■ Records for this exercise ■

%%

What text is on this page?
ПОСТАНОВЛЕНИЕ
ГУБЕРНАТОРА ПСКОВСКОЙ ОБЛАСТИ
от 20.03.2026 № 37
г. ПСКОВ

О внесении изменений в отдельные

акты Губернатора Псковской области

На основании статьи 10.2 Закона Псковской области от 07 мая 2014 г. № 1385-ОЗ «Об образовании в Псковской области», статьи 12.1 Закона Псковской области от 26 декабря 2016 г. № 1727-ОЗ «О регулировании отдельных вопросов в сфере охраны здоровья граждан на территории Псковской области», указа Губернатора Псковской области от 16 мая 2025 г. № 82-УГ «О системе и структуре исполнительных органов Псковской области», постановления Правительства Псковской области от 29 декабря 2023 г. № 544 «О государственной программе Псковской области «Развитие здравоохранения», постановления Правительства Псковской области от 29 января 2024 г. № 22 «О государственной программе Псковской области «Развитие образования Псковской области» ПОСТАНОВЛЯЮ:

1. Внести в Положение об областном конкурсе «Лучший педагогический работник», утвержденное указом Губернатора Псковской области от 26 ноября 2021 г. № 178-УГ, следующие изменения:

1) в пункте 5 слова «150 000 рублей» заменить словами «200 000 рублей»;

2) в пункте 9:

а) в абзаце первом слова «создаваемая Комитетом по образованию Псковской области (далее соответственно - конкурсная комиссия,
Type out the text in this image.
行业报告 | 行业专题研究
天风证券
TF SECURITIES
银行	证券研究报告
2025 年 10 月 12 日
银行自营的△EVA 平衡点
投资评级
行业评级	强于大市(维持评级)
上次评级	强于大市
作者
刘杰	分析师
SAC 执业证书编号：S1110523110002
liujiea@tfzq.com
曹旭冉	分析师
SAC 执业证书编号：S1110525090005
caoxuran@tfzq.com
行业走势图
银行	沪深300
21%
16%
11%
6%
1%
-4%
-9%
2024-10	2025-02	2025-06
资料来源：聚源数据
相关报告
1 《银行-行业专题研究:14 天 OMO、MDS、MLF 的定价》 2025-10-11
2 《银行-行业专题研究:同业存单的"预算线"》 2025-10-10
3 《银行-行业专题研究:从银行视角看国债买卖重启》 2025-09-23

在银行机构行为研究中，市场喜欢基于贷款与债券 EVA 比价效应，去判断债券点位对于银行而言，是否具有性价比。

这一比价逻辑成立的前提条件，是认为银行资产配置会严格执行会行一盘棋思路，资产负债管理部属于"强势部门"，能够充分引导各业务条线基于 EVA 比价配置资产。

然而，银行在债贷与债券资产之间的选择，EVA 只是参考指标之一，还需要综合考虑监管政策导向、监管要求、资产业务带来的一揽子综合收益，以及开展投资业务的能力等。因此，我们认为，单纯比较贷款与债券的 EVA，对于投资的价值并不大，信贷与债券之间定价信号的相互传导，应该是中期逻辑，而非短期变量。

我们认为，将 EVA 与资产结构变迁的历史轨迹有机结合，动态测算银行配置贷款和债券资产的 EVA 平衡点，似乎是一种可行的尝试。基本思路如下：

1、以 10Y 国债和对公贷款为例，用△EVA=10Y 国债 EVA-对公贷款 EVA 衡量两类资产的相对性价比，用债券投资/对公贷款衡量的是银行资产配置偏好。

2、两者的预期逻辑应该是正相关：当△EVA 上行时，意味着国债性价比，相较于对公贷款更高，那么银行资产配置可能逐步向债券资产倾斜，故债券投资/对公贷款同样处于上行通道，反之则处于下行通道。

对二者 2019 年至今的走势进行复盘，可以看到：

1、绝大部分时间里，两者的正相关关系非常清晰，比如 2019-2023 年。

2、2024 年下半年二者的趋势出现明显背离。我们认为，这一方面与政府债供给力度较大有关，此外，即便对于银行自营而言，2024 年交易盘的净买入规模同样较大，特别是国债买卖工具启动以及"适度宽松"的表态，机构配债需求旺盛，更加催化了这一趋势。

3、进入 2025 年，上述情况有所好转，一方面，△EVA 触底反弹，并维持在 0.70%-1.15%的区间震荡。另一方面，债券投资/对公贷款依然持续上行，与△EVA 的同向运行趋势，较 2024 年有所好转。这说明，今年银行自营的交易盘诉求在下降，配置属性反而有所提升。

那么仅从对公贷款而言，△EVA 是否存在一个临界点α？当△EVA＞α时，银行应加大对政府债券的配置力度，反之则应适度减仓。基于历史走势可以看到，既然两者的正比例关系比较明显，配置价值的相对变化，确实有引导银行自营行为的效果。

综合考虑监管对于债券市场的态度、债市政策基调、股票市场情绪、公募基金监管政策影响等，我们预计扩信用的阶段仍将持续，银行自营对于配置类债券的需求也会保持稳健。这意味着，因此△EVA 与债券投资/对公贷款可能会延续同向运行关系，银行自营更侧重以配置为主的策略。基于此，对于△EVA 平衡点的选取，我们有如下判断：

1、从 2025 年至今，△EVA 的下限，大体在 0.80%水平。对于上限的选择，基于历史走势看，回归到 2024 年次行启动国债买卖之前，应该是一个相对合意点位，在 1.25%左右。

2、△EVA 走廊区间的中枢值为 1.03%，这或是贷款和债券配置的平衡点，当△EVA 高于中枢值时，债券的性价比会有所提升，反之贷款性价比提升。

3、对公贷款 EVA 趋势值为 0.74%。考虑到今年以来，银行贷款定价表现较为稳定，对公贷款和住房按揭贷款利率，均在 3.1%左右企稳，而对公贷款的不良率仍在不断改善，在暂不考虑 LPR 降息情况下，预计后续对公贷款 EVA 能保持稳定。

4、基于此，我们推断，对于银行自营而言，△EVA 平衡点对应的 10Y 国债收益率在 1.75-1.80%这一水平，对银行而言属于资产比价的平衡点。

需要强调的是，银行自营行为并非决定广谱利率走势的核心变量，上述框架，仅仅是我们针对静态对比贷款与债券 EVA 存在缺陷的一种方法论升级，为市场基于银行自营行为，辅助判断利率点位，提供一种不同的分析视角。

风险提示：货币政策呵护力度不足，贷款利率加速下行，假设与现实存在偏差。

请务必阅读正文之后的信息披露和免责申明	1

%%

■ Directions for this task ■
Write an exact transcription of every entry above.

■ The response ■
What text is on this page?
ПОСТАНОВЛЕНИЕ
ГУБЕРНАТОРА ПСКОВСКОЙ ОБЛАСТИ
от 20.03.2026 № 37
г. ПСКОВ

О внесении изменений в отдельные

акты Губернатора Псковской области

На основании статьи 10.2 Закона Псковской области от 07 мая 2014 г. № 1385-ОЗ «Об образовании в Псковской области», статьи 12.1 Закона Псковской области от 26 декабря 2016 г. № 1727-ОЗ «О регулировании отдельных вопросов в сфере охраны здоровья граждан на территории Псковской области», указа Губернатора Псковской области от 16 мая 2025 г. № 82-УГ «О системе и структуре исполнительных органов Псковской области», постановления Правительства Псковской области от 29 декабря 2023 г. № 544 «О государственной программе Псковской области «Развитие здравоохранения», постановления Правительства Псковской области от 29 января 2024 г. № 22 «О государственной программе Псковской области «Развитие образования Псковской области» ПОСТАНОВЛЯЮ:

1. Внести в Положение об областном конкурсе «Лучший педагогический работник», утвержденное указом Губернатора Псковской области от 26 ноября 2021 г. № 178-УГ, следующие изменения:

1) в пункте 5 слова «150 000 рублей» заменить словами «200 000 рублей»;

2) в пункте 9:

а) в абзаце первом слова «создаваемая Комитетом по образованию Псковской области (далее соответственно - конкурсная комиссия,
Type out the text in this image.
行业报告 | 行业专题研究
天风证券
TF SECURITIES
银行	证券研究报告
2025 年 10 月 12 日
银行自营的△EVA 平衡点
投资评级
行业评级	强于大市(维持评级)
上次评级	强于大市
作者
刘杰	分析师
SAC 执业证书编号：S1110523110002
liujiea@tfzq.com
曹旭冉	分析师
SAC 执业证书编号：S1110525090005
caoxuran@tfzq.com
行业走势图
银行	沪深300
21%
16%
11%
6%
1%
-4%
-9%
2024-10	2025-02	2025-06
资料来源：聚源数据
相关报告
1 《银行-行业专题研究:14 天 OMO、MDS、MLF 的定价》 2025-10-11
2 《银行-行业专题研究:同业存单的"预算线"》 2025-10-10
3 《银行-行业专题研究:从银行视角看国债买卖重启》 2025-09-23

在银行机构行为研究中，市场喜欢基于贷款与债券 EVA 比价效应，去判断债券点位对于银行而言，是否具有性价比。

这一比价逻辑成立的前提条件，是认为银行资产配置会严格执行会行一盘棋思路，资产负债管理部属于"强势部门"，能够充分引导各业务条线基于 EVA 比价配置资产。

然而，银行在债贷与债券资产之间的选择，EVA 只是参考指标之一，还需要综合考虑监管政策导向、监管要求、资产业务带来的一揽子综合收益，以及开展投资业务的能力等。因此，我们认为，单纯比较贷款与债券的 EVA，对于投资的价值并不大，信贷与债券之间定价信号的相互传导，应该是中期逻辑，而非短期变量。

我们认为，将 EVA 与资产结构变迁的历史轨迹有机结合，动态测算银行配置贷款和债券资产的 EVA 平衡点，似乎是一种可行的尝试。基本思路如下：

1、以 10Y 国债和对公贷款为例，用△EVA=10Y 国债 EVA-对公贷款 EVA 衡量两类资产的相对性价比，用债券投资/对公贷款衡量的是银行资产配置偏好。

2、两者的预期逻辑应该是正相关：当△EVA 上行时，意味着国债性价比，相较于对公贷款更高，那么银行资产配置可能逐步向债券资产倾斜，故债券投资/对公贷款同样处于上行通道，反之则处于下行通道。

对二者 2019 年至今的走势进行复盘，可以看到：

1、绝大部分时间里，两者的正相关关系非常清晰，比如 2019-2023 年。

2、2024 年下半年二者的趋势出现明显背离。我们认为，这一方面与政府债供给力度较大有关，此外，即便对于银行自营而言，2024 年交易盘的净买入规模同样较大，特别是国债买卖工具启动以及"适度宽松"的表态，机构配债需求旺盛，更加催化了这一趋势。

3、进入 2025 年，上述情况有所好转，一方面，△EVA 触底反弹，并维持在 0.70%-1.15%的区间震荡。另一方面，债券投资/对公贷款依然持续上行，与△EVA 的同向运行趋势，较 2024 年有所好转。这说明，今年银行自营的交易盘诉求在下降，配置属性反而有所提升。

那么仅从对公贷款而言，△EVA 是否存在一个临界点α？当△EVA＞α时，银行应加大对政府债券的配置力度，反之则应适度减仓。基于历史走势可以看到，既然两者的正比例关系比较明显，配置价值的相对变化，确实有引导银行自营行为的效果。

综合考虑监管对于债券市场的态度、债市政策基调、股票市场情绪、公募基金监管政策影响等，我们预计扩信用的阶段仍将持续，银行自营对于配置类债券的需求也会保持稳健。这意味着，因此△EVA 与债券投资/对公贷款可能会延续同向运行关系，银行自营更侧重以配置为主的策略。基于此，对于△EVA 平衡点的选取，我们有如下判断：

1、从 2025 年至今，△EVA 的下限，大体在 0.80%水平。对于上限的选择，基于历史走势看，回归到 2024 年次行启动国债买卖之前，应该是一个相对合意点位，在 1.25%左右。

2、△EVA 走廊区间的中枢值为 1.03%，这或是贷款和债券配置的平衡点，当△EVA 高于中枢值时，债券的性价比会有所提升，反之贷款性价比提升。

3、对公贷款 EVA 趋势值为 0.74%。考虑到今年以来，银行贷款定价表现较为稳定，对公贷款和住房按揭贷款利率，均在 3.1%左右企稳，而对公贷款的不良率仍在不断改善，在暂不考虑 LPR 降息情况下，预计后续对公贷款 EVA 能保持稳定。

4、基于此，我们推断，对于银行自营而言，△EVA 平衡点对应的 10Y 国债收益率在 1.75-1.80%这一水平，对银行而言属于资产比价的平衡点。

需要强调的是，银行自营行为并非决定广谱利率走势的核心变量，上述框架，仅仅是我们针对静态对比贷款与债券 EVA 存在缺陷的一种方法论升级，为市场基于银行自营行为，辅助判断利率点位，提供一种不同的分析视角。

风险提示：货币政策呵护力度不足，贷款利率加速下行，假设与现实存在偏差。

请务必阅读正文之后的信息披露和免责申明	1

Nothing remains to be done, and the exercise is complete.